WRITTEN TASK:
Without including any pictures, write out all the entries exactly.

[Items from a data source]
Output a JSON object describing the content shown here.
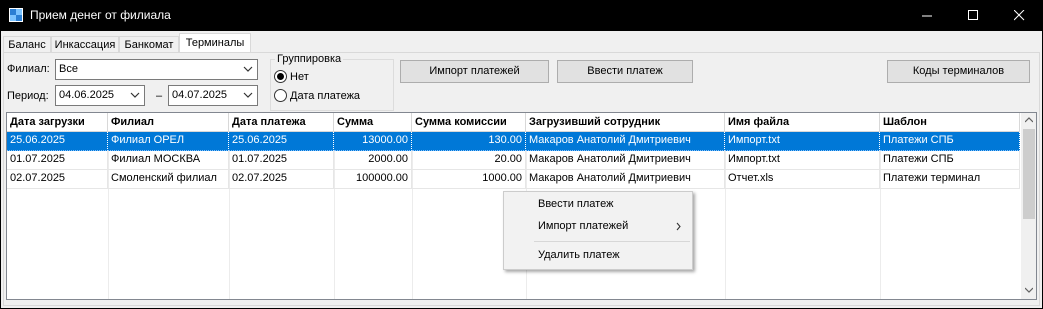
{
  "window": {
    "title": "Прием денег от филиала",
    "icon": "app-grid-icon"
  },
  "tabs": [
    {
      "label": "Баланс",
      "active": false
    },
    {
      "label": "Инкассация",
      "active": false
    },
    {
      "label": "Банкомат",
      "active": false
    },
    {
      "label": "Терминалы",
      "active": true
    }
  ],
  "filters": {
    "branch_label": "Филиал:",
    "branch_value": "Все",
    "period_label": "Период:",
    "date_from": "04.06.2025",
    "date_separator": "–",
    "date_to": "04.07.2025"
  },
  "grouping": {
    "title": "Группировка",
    "options": [
      {
        "label": "Нет",
        "checked": true
      },
      {
        "label": "Дата платежа",
        "checked": false
      }
    ]
  },
  "buttons": {
    "import": "Импорт платежей",
    "enter": "Ввести платеж",
    "terminal_codes": "Коды терминалов"
  },
  "table": {
    "columns": [
      "Дата загрузки",
      "Филиал",
      "Дата платежа",
      "Сумма",
      "Сумма комиссии",
      "Загрузивший сотрудник",
      "Имя файла",
      "Шаблон"
    ],
    "rows": [
      [
        "25.06.2025",
        "Филиал ОРЕЛ",
        "25.06.2025",
        "13000.00",
        "130.00",
        "Макаров Анатолий Дмитриевич",
        "Импорт.txt",
        "Платежи СПБ"
      ],
      [
        "01.07.2025",
        "Филиал МОСКВА",
        "01.07.2025",
        "2000.00",
        "20.00",
        "Макаров Анатолий Дмитриевич",
        "Импорт.txt",
        "Платежи СПБ"
      ],
      [
        "02.07.2025",
        "Смоленский филиал",
        "02.07.2025",
        "100000.00",
        "1000.00",
        "Макаров Анатолий Дмитриевич",
        "Отчет.xls",
        "Платежи терминал"
      ]
    ],
    "selected_row": 0
  },
  "context_menu": {
    "items": [
      "Ввести платеж",
      "Импорт платежей",
      "Удалить платеж"
    ]
  },
  "colors": {
    "selection": "#0078d7",
    "titlebar": "#000000",
    "window_bg": "#f0f0f0"
  }
}
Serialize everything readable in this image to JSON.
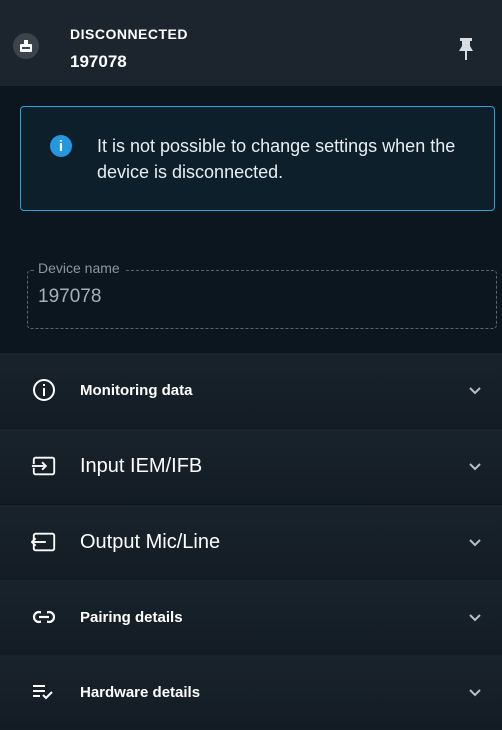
{
  "header": {
    "status": "DISCONNECTED",
    "device_id": "197078",
    "icons": [
      "device-icon",
      "pin-icon"
    ]
  },
  "info_banner": {
    "message": "It is not possible to change settings when the device is disconnected.",
    "icon": "info-icon"
  },
  "device_name_field": {
    "label": "Device name",
    "value": "197078"
  },
  "sections": [
    {
      "label": "Monitoring data",
      "icon": "info-outline-icon"
    },
    {
      "label": "Input IEM/IFB",
      "icon": "input-icon"
    },
    {
      "label": "Output Mic/Line",
      "icon": "output-icon"
    },
    {
      "label": "Pairing details",
      "icon": "link-icon"
    },
    {
      "label": "Hardware details",
      "icon": "list-check-icon"
    }
  ],
  "colors": {
    "accent": "#2aa3d8",
    "info_icon": "#2497e0",
    "background": "#0c161e",
    "header": "#1c252d"
  }
}
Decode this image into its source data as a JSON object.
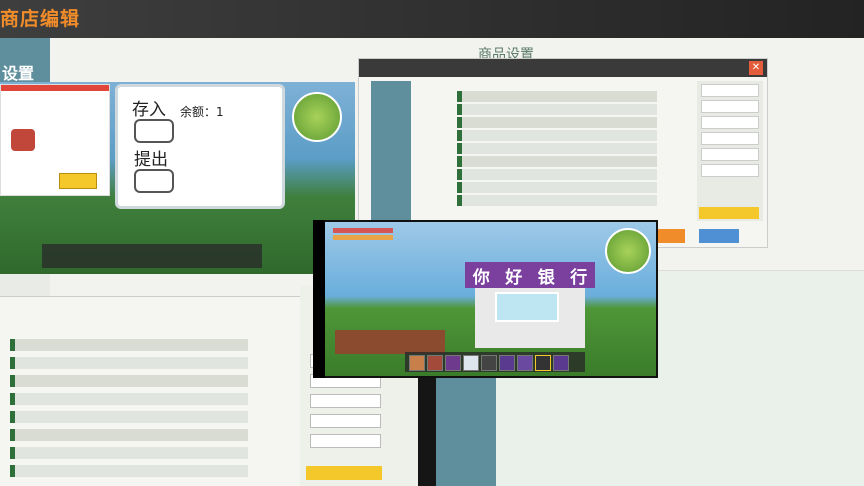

ANSWER FOR THE TASK:
Output a JSON object describing the content shown here.
{
  "window": {
    "title": "Прием денег от филиала",
    "icon": "app-grid-icon"
  },
  "tabs": [
    {
      "label": "Баланс",
      "active": false
    },
    {
      "label": "Инкассация",
      "active": false
    },
    {
      "label": "Банкомат",
      "active": false
    },
    {
      "label": "Терминалы",
      "active": true
    }
  ],
  "filters": {
    "branch_label": "Филиал:",
    "branch_value": "Все",
    "period_label": "Период:",
    "date_from": "04.06.2025",
    "date_separator": "–",
    "date_to": "04.07.2025"
  },
  "grouping": {
    "title": "Группировка",
    "options": [
      {
        "label": "Нет",
        "checked": true
      },
      {
        "label": "Дата платежа",
        "checked": false
      }
    ]
  },
  "buttons": {
    "import": "Импорт платежей",
    "enter": "Ввести платеж",
    "terminal_codes": "Коды терминалов"
  },
  "table": {
    "columns": [
      "Дата загрузки",
      "Филиал",
      "Дата платежа",
      "Сумма",
      "Сумма комиссии",
      "Загрузивший сотрудник",
      "Имя файла",
      "Шаблон"
    ],
    "rows": [
      [
        "25.06.2025",
        "Филиал ОРЕЛ",
        "25.06.2025",
        "13000.00",
        "130.00",
        "Макаров Анатолий Дмитриевич",
        "Импорт.txt",
        "Платежи СПБ"
      ],
      [
        "01.07.2025",
        "Филиал МОСКВА",
        "01.07.2025",
        "2000.00",
        "20.00",
        "Макаров Анатолий Дмитриевич",
        "Импорт.txt",
        "Платежи СПБ"
      ],
      [
        "02.07.2025",
        "Смоленский филиал",
        "02.07.2025",
        "100000.00",
        "1000.00",
        "Макаров Анатолий Дмитриевич",
        "Отчет.xls",
        "Платежи терминал"
      ]
    ],
    "selected_row": 0
  },
  "context_menu": {
    "items": [
      "Ввести платеж",
      "Импорт платежей",
      "Удалить платеж"
    ]
  },
  "colors": {
    "selection": "#0078d7",
    "titlebar": "#000000",
    "window_bg": "#f0f0f0"
  }
}
Serialize everything readable in this image to JSON.
{
  "header": {
    "status": "DISCONNECTED",
    "device_id": "197078",
    "icons": [
      "device-icon",
      "pin-icon"
    ]
  },
  "info_banner": {
    "message": "It is not possible to change settings when the device is disconnected.",
    "icon": "info-icon"
  },
  "device_name_field": {
    "label": "Device name",
    "value": "197078"
  },
  "sections": [
    {
      "label": "Monitoring data",
      "icon": "info-outline-icon"
    },
    {
      "label": "Input IEM/IFB",
      "icon": "input-icon"
    },
    {
      "label": "Output Mic/Line",
      "icon": "output-icon"
    },
    {
      "label": "Pairing details",
      "icon": "link-icon"
    },
    {
      "label": "Hardware details",
      "icon": "list-check-icon"
    }
  ],
  "colors": {
    "accent": "#2aa3d8",
    "info_icon": "#2497e0",
    "background": "#0c161e",
    "header": "#1c252d"
  }
}
Decode this image into its source data as a JSON object.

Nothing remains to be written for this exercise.